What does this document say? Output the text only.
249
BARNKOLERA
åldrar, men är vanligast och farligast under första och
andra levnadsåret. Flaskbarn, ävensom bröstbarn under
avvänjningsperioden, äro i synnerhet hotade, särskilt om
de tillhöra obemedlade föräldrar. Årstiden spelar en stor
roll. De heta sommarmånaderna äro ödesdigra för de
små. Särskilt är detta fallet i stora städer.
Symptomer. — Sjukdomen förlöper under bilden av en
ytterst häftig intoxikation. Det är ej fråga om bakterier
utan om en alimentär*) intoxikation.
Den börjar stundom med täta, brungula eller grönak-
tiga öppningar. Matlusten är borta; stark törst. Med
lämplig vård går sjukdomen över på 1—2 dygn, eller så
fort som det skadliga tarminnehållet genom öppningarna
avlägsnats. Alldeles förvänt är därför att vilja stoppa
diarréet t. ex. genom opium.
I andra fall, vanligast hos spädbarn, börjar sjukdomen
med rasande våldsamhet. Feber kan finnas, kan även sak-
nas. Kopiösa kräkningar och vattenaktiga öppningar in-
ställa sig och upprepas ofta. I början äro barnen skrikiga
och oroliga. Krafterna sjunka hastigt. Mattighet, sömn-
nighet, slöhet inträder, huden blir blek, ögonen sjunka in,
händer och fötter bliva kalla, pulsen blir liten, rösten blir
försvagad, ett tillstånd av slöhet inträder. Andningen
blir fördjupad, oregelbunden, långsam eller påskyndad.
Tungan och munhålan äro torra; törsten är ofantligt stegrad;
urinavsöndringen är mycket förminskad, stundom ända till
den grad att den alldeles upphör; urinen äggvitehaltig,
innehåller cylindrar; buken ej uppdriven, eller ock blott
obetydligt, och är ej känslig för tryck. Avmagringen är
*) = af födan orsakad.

________________________________________

> _What is required_: Where does the word "blir" appear in the records? Copy every line that holds it.

> _Answer section_:
nighet, slöhet inträder, huden blir blek, ögonen sjunka in,
händer och fötter bliva kalla, pulsen blir liten, rösten blir
blir fördjupad, oregelbunden, långsam eller påskyndad.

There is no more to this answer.